> MATERIAL
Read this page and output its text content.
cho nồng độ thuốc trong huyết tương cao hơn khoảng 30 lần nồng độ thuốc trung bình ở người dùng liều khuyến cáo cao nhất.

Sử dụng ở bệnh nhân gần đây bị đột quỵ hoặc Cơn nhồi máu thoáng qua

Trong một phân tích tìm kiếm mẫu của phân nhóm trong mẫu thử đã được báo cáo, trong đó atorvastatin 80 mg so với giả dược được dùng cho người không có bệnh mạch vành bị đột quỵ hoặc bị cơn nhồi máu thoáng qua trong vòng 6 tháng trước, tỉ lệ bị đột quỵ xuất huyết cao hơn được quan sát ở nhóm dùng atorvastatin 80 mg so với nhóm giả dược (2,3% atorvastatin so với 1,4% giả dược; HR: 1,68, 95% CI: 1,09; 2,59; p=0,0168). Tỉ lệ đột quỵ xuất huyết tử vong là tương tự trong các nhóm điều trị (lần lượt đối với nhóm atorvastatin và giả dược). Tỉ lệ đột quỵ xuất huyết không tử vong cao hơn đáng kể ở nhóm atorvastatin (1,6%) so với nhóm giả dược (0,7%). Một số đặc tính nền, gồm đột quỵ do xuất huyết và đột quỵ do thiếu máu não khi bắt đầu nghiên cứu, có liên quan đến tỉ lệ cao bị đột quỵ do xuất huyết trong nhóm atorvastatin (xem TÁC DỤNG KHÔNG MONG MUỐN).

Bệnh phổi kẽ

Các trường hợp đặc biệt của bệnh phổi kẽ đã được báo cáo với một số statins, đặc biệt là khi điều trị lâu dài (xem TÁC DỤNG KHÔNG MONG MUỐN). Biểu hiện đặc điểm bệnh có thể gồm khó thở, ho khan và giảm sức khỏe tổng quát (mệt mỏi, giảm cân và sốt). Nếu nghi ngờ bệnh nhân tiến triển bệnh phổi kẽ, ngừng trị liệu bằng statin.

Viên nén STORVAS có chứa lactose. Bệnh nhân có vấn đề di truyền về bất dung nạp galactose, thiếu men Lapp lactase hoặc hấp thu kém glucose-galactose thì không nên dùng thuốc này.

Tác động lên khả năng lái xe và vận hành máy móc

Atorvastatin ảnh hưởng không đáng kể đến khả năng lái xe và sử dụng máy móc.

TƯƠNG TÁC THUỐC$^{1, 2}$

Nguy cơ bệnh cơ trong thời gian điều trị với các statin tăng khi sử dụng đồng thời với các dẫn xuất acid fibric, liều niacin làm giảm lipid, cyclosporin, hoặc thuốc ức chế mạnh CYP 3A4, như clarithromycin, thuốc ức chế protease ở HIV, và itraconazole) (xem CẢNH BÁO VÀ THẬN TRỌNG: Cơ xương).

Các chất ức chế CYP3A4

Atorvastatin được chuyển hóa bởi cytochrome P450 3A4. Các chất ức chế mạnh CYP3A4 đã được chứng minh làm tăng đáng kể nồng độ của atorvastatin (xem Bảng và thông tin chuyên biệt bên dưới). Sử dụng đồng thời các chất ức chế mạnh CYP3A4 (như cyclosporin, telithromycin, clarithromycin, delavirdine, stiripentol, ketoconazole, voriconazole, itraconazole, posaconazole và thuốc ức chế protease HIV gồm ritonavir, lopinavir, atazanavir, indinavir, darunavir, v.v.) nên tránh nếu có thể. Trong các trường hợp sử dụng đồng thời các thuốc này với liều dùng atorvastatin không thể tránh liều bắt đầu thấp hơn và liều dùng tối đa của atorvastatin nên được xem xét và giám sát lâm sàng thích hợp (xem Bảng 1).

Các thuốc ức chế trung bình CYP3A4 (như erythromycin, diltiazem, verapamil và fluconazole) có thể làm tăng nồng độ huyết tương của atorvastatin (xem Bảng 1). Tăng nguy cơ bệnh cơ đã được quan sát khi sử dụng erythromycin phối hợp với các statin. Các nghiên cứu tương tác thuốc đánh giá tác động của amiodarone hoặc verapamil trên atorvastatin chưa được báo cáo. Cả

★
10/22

==

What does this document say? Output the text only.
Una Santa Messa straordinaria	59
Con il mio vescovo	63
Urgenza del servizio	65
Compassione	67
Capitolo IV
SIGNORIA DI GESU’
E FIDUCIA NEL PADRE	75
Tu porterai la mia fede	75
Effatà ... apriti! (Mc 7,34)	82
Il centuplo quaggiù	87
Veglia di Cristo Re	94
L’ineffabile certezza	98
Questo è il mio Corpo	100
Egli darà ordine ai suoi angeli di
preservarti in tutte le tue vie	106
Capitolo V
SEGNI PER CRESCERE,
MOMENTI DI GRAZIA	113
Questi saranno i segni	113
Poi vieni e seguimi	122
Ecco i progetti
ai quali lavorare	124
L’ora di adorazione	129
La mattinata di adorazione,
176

> EXERCISE REQUIREMENTS
Select and copy every line of the material that holds the string "this".

> EXERCISE OUTPUT
Read this page and output its text content.
What does this document say? Output the text only.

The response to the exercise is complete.